*** MATERIAL PROVIDED ***

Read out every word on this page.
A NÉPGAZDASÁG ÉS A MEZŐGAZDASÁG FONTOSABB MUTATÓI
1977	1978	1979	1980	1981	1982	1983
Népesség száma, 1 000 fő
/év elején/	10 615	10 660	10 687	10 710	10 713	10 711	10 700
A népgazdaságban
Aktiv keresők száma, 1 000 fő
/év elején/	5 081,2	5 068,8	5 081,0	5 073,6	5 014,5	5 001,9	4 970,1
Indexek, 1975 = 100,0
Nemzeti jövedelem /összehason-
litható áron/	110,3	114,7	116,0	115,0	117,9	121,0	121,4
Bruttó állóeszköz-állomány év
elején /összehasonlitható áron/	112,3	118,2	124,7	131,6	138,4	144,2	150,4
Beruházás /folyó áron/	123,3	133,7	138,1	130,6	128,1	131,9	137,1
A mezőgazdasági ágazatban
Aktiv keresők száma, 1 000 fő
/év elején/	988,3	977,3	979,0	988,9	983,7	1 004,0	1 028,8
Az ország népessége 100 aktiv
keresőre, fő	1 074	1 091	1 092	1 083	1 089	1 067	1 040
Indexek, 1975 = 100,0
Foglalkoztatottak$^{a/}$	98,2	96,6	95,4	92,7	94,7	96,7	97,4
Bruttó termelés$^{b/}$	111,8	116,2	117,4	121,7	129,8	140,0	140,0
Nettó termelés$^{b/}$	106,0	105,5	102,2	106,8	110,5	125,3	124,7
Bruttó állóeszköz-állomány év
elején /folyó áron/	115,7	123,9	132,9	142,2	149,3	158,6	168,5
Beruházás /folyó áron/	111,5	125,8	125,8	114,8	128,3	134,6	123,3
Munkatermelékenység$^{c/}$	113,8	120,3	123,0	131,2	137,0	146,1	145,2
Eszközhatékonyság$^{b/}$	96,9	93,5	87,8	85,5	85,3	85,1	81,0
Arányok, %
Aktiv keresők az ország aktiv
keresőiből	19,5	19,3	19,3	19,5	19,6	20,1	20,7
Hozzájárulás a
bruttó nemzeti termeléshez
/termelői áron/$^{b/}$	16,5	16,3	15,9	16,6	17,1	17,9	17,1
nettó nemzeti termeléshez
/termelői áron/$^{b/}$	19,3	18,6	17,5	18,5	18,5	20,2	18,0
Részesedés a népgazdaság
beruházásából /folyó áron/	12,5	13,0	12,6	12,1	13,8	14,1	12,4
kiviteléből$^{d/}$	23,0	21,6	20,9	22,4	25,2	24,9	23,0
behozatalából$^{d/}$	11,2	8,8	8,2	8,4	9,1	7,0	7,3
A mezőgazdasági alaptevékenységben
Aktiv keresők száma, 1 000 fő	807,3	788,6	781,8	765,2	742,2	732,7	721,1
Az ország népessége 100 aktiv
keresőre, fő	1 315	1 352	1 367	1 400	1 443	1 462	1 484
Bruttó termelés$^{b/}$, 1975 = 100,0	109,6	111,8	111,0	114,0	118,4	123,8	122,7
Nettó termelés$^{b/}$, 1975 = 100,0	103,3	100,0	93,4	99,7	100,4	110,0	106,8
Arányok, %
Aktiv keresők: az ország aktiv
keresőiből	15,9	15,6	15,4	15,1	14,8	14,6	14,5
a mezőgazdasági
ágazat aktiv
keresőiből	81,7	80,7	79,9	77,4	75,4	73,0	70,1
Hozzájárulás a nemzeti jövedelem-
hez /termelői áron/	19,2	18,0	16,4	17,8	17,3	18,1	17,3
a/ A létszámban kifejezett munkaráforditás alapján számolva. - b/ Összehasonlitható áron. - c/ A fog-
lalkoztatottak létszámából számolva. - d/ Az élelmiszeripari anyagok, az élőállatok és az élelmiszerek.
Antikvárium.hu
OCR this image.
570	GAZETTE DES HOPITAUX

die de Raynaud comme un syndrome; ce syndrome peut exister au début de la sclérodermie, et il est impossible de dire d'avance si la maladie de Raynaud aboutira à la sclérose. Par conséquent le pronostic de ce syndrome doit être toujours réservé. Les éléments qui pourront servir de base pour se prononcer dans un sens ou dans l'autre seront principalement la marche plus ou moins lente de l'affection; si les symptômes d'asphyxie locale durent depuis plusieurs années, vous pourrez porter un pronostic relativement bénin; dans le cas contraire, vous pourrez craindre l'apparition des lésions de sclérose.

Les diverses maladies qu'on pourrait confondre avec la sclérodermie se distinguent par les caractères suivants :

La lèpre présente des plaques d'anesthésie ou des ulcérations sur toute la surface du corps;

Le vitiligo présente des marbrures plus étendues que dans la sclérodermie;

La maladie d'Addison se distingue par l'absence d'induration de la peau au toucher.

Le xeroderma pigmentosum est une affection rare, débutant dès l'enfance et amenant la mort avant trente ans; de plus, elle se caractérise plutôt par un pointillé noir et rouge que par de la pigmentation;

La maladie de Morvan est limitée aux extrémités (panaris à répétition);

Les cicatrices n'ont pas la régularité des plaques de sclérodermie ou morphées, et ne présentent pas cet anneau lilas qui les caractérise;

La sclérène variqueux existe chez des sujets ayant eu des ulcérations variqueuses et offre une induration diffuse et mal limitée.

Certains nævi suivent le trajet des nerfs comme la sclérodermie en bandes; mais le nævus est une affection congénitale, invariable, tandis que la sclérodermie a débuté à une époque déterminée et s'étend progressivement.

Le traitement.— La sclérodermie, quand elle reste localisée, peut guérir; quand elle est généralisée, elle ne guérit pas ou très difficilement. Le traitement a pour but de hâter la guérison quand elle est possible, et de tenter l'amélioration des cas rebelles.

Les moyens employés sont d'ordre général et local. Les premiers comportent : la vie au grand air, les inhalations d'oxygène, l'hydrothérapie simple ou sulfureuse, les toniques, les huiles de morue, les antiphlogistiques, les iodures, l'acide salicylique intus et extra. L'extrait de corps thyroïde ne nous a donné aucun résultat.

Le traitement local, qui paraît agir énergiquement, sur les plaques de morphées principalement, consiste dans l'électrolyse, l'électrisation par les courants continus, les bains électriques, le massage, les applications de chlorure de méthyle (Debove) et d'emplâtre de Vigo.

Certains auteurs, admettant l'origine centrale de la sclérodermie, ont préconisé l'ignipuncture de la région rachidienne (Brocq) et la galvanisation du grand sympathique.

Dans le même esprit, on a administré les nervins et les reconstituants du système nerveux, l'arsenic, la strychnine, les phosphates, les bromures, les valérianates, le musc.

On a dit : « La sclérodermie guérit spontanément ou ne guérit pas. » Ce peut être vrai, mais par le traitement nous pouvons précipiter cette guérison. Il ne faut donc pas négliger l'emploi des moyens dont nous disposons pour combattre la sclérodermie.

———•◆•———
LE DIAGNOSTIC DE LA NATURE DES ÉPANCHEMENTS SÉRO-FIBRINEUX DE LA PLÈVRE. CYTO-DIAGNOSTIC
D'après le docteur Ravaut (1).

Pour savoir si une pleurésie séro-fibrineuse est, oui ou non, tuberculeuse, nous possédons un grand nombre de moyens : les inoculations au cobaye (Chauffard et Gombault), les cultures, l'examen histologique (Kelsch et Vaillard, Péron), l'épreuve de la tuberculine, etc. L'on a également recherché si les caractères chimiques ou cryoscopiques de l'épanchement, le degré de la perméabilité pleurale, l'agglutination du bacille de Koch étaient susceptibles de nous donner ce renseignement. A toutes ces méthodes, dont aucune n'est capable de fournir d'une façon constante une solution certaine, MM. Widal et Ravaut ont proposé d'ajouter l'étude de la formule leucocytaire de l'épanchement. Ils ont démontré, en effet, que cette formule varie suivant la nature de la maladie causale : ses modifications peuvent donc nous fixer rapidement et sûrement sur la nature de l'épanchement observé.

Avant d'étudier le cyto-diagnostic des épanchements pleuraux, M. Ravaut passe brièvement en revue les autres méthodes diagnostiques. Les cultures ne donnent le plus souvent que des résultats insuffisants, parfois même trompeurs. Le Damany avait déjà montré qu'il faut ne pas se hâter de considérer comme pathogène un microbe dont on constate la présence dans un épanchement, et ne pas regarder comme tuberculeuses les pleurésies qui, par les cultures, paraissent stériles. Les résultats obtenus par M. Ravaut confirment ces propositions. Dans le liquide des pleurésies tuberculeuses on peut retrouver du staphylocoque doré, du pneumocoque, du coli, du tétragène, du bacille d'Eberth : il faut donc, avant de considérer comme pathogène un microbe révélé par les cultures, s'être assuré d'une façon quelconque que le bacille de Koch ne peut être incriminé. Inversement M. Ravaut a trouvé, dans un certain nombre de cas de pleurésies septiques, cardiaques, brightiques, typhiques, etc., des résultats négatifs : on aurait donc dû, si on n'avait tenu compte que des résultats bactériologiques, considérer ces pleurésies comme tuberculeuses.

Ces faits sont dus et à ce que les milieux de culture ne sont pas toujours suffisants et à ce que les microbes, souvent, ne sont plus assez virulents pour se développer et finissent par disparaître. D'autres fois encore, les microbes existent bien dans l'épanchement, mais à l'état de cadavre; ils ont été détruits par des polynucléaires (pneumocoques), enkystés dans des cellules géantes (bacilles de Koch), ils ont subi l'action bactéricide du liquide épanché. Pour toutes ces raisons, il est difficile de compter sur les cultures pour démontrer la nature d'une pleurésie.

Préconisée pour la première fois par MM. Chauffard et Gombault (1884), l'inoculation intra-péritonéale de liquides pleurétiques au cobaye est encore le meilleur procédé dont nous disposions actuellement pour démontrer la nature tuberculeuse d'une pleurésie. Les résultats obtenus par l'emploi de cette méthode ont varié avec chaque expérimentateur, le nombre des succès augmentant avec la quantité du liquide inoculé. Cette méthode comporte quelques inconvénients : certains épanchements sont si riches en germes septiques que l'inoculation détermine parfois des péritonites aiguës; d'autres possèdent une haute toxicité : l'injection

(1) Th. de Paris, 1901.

***

- [AIM]
Of the lines in the data, how many contain the word "avec"? Provide the number and nothing further.

- [RESULT OF THIS TASK]
2